**Aim of the task**
Gather from the listing below each line that includes the word "icon", and copy it.

##### Input for this task #####

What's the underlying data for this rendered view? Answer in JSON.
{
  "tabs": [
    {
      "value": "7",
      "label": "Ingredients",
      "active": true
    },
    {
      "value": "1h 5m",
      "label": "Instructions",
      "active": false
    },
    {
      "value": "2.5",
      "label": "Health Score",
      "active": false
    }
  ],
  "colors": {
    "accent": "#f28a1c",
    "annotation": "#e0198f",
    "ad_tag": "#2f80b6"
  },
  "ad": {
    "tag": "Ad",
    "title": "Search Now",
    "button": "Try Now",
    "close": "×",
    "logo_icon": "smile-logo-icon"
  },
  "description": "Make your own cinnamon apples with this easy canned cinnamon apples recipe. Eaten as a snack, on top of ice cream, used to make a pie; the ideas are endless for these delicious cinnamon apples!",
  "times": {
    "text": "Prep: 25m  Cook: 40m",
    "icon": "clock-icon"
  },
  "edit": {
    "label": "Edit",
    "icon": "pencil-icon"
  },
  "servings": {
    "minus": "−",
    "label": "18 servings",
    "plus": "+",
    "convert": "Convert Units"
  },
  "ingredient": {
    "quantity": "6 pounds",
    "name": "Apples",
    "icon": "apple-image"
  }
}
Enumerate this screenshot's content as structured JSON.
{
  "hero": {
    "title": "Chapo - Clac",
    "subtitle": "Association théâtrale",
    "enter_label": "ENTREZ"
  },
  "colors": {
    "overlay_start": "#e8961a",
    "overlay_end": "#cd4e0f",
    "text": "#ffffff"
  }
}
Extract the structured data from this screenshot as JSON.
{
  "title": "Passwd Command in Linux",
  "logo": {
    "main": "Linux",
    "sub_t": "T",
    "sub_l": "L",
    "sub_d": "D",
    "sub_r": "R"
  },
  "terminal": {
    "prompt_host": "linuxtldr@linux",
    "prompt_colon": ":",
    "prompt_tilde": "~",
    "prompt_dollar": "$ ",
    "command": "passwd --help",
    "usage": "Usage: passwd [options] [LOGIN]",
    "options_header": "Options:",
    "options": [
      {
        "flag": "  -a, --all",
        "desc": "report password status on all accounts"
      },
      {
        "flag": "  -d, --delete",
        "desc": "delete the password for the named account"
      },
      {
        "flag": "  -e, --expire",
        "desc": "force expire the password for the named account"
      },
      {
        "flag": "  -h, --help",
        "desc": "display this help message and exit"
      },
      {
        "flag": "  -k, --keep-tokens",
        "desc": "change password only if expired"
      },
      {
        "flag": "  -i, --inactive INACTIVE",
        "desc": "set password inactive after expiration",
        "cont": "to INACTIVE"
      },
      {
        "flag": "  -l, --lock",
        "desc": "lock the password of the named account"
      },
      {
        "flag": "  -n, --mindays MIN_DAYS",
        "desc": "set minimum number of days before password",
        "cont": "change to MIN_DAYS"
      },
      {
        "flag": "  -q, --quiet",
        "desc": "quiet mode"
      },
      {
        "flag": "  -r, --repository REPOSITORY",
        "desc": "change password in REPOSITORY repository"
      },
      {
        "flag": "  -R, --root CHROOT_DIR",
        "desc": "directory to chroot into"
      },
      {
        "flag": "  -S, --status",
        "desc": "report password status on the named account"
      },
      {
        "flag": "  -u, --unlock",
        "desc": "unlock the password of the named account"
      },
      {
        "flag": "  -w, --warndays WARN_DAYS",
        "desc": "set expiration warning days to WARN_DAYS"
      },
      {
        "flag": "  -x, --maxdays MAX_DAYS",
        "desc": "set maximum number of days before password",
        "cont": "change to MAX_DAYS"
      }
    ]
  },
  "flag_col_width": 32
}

#####
##### Input for this task #####

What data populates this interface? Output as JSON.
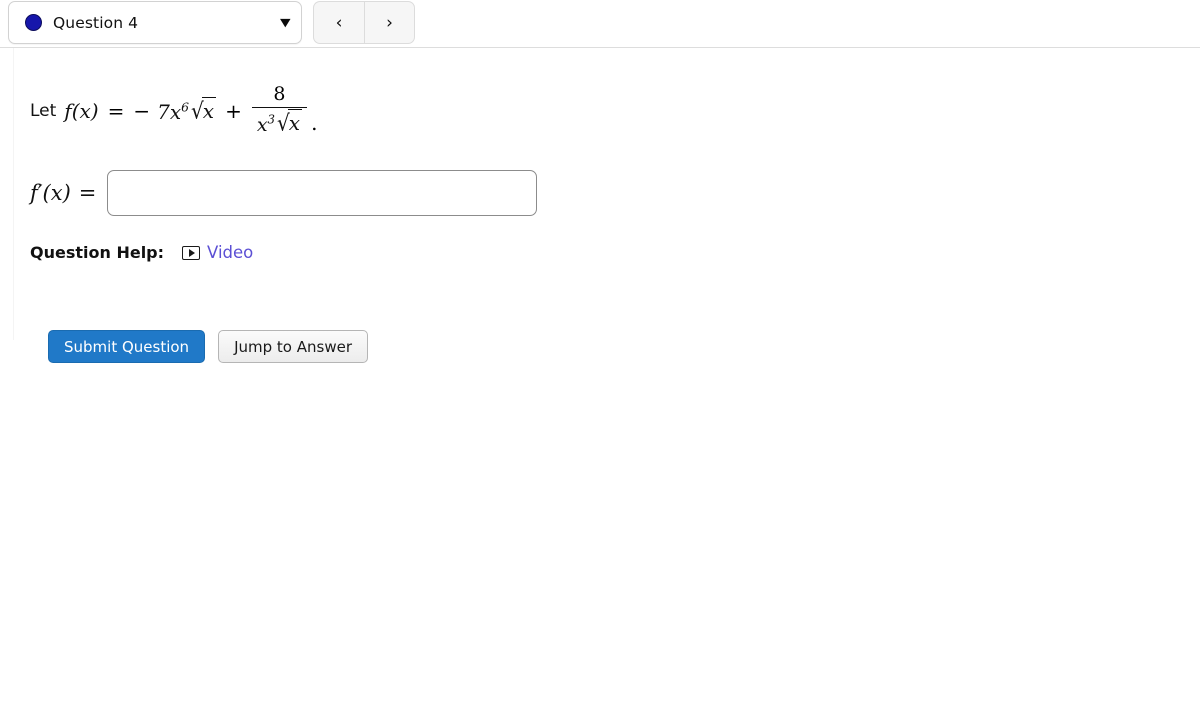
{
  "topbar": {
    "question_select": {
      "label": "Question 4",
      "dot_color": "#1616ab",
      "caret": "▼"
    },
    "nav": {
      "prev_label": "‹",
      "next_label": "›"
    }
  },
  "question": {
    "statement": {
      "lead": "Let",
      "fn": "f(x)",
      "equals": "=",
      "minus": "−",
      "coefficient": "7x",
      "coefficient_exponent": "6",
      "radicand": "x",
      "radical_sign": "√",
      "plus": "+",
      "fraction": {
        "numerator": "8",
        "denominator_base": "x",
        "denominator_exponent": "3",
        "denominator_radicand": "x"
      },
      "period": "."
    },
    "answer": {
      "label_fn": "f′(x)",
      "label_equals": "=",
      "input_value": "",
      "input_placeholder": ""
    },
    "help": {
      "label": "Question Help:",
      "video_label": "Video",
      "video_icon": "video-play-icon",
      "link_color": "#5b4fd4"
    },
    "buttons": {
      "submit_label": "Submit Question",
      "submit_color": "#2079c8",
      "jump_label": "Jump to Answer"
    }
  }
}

#####

**Task output**
    "logo_icon": "smile-logo-icon"
    "icon": "clock-icon"
    "icon": "pencil-icon"
    "icon": "apple-image"
      "video_icon": "video-play-icon",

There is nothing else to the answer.